抜粋箇所:
____________________

欧州食品安全機関(EFSA)からのカンピロバクター関連情報
https://www.efsa.europa.eu/en


欧州連合(EU)域内の人獣共通感染症、その病原体および食品由来アウトブレイクの傾向と感染源に関する年次要約報告書(2009年版および2010年版)についてのレビュー(科学的意見):特にサルモネラ、カンピロバクター、ベロ毒素産生性大腸菌、リステリア(Listeria monocytogenes)および食品由来アウトブレイクのデータについて
Scientific Opinion on a review on the European Union Summary Reports on trends and sources of zoonoses, zoonotic agents and food-borne outbreaks in 2009 and 2010 - specifically for the data on Salmonella, Campylobacter, verotoxigenic Escherichia coli, Listeria monocytogenes and foodborne outbreaks
EFSA Journal 2012;10(6):2726
Published: 14 June 2012, Adopted: 24 May 2012
https://efsa.onlinelibrary.wiley.com/doi/epdf/10.2903/j.efsa.2012.2726(報告書PDF)

____________________

課題:
上のEFSAのカンピロバクター関連情報から、「欧州食品安全機関(EFSA)からのカンピロバクター関連情報」から「2.2726(報告書PDF)」までの部分を一字一句変えずに出力してください。

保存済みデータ
____________________

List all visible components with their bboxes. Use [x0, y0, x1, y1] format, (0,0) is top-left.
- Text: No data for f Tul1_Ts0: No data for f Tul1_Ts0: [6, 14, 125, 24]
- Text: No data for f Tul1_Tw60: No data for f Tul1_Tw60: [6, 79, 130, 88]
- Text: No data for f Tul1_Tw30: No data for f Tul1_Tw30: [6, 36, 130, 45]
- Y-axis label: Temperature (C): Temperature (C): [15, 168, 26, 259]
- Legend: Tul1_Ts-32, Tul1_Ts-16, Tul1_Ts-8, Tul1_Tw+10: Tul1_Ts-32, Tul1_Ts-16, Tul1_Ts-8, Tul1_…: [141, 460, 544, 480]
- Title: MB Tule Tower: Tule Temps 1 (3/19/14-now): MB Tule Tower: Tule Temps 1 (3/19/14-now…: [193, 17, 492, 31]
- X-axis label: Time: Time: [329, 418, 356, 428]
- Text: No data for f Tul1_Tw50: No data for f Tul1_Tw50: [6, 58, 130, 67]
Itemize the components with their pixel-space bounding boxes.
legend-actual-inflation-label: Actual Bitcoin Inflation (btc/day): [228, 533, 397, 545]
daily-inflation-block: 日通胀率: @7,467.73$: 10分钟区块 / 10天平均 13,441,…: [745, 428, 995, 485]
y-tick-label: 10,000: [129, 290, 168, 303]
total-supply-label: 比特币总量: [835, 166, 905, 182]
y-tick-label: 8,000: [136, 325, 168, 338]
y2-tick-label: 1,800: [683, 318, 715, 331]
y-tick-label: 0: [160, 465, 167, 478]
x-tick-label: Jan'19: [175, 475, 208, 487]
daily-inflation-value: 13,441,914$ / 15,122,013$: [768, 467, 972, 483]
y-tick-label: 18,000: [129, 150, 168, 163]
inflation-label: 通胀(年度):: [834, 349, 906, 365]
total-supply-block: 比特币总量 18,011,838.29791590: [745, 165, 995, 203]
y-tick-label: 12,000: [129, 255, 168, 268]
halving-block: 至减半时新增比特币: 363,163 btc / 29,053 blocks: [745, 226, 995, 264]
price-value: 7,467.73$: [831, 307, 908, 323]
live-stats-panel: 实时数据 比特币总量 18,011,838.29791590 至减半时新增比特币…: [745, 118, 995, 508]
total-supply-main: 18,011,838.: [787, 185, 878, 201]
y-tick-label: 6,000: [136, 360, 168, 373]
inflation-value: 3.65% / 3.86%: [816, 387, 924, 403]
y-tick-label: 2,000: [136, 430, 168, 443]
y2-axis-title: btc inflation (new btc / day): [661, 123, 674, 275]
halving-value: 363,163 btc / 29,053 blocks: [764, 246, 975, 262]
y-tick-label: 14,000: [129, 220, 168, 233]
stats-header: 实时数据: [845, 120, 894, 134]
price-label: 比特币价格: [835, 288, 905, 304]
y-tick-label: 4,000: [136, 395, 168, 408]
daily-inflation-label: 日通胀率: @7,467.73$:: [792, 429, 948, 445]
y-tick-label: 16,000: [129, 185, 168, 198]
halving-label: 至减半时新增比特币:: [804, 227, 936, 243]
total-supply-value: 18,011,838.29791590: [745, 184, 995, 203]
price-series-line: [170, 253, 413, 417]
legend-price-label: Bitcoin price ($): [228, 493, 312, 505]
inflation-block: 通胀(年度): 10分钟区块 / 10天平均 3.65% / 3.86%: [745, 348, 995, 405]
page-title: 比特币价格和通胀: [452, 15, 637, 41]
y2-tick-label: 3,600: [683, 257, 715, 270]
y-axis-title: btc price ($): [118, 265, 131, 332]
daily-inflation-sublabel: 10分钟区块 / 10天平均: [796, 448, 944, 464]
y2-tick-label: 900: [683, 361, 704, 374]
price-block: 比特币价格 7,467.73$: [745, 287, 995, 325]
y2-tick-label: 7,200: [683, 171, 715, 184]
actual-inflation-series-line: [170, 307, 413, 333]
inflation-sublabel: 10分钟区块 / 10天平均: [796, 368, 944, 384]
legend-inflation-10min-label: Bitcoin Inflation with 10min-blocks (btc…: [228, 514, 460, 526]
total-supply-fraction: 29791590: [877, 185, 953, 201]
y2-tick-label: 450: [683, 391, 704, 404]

____________________

解答:
欧州食品安全機関(EFSA)からのカンピロバクター関連情報
https://www.efsa.europa.eu/en


欧州連合(EU)域内の人獣共通感染症、その病原体および食品由来アウトブレイクの傾向と感染源に関する年次要約報告書(2009年版および2010年版)についてのレビュー(科学的意見):特にサルモネラ、カンピロバクター、ベロ毒素産生性大腸菌、リステリア(Listeria monocytogenes)および食品由来アウトブレイクのデータについて
Scientific Opinion on a review on the European Union Summary Reports on trends and sources of zoonoses, zoonotic agents and food-borne outbreaks in 2009 and 2010 - specifically for the data on Salmonella, Campylobacter, verotoxigenic Escherichia coli, Listeria monocytogenes and foodborne outbreaks
EFSA Journal 2012;10(6):2726
Published: 14 June 2012, Adopted: 24 May 2012
https://efsa.onlinelibrary.wiley.com/doi/epdf/10.2903/j.efsa.2012.2726(報告書PDF)